Collected data entries:
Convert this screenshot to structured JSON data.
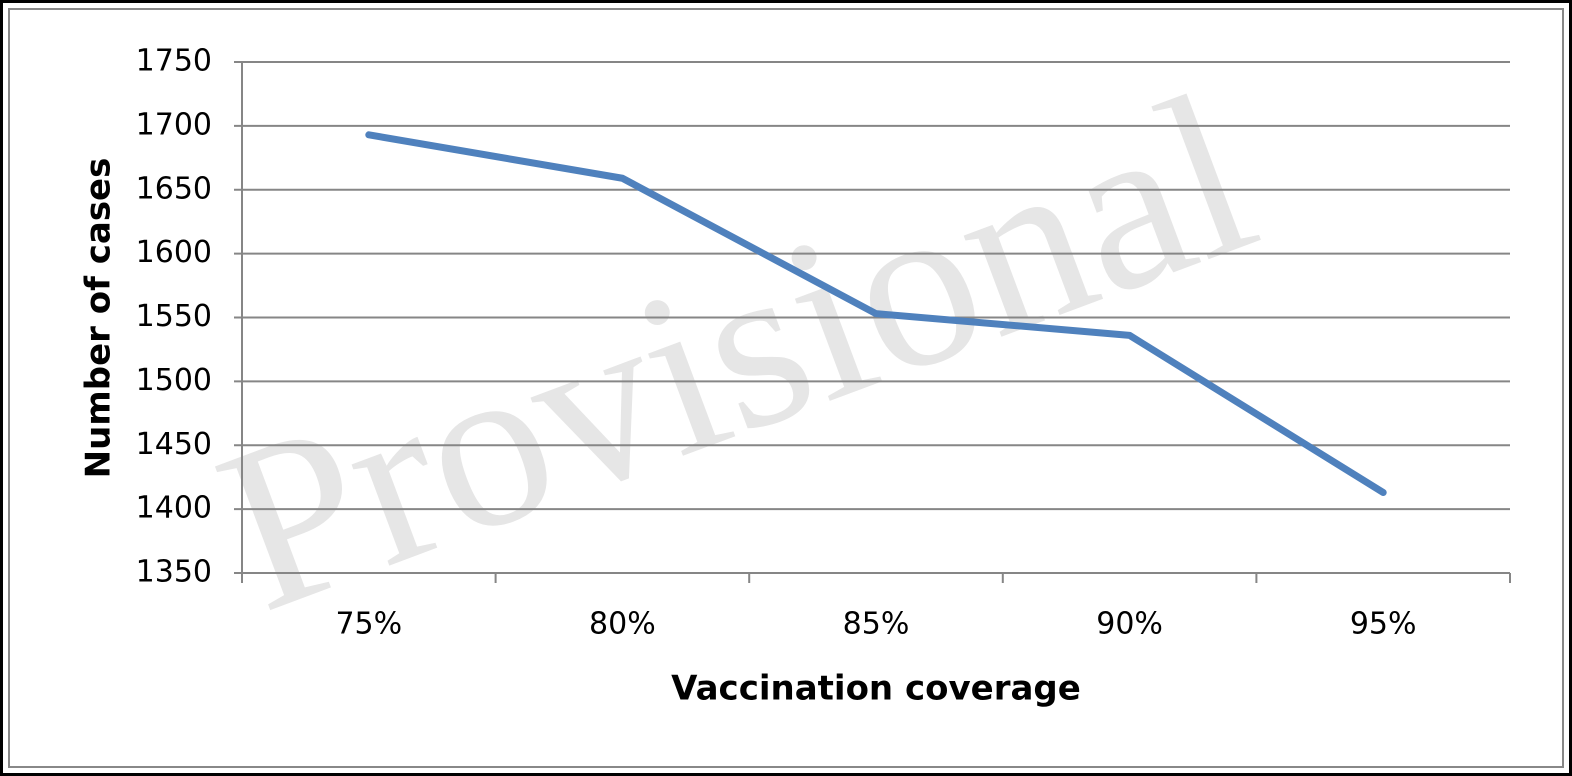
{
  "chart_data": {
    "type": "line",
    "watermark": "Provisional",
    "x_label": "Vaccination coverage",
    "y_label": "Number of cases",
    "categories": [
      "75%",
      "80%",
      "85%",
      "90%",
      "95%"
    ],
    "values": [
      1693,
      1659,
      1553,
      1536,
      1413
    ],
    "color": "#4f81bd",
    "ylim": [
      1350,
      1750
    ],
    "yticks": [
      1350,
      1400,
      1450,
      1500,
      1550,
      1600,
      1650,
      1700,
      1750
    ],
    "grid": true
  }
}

*YOUR GOAL*.
Every line of the material is to be quoted exactly, with no pictures carried over.

*SOLUTION*.
Convert this screenshot to structured JSON data.
{
  "chart_data": {
    "type": "line",
    "watermark": "Provisional",
    "x_label": "Vaccination coverage",
    "y_label": "Number of cases",
    "categories": [
      "75%",
      "80%",
      "85%",
      "90%",
      "95%"
    ],
    "values": [
      1693,
      1659,
      1553,
      1536,
      1413
    ],
    "color": "#4f81bd",
    "ylim": [
      1350,
      1750
    ],
    "yticks": [
      1350,
      1400,
      1450,
      1500,
      1550,
      1600,
      1650,
      1700,
      1750
    ],
    "grid": true
  }
}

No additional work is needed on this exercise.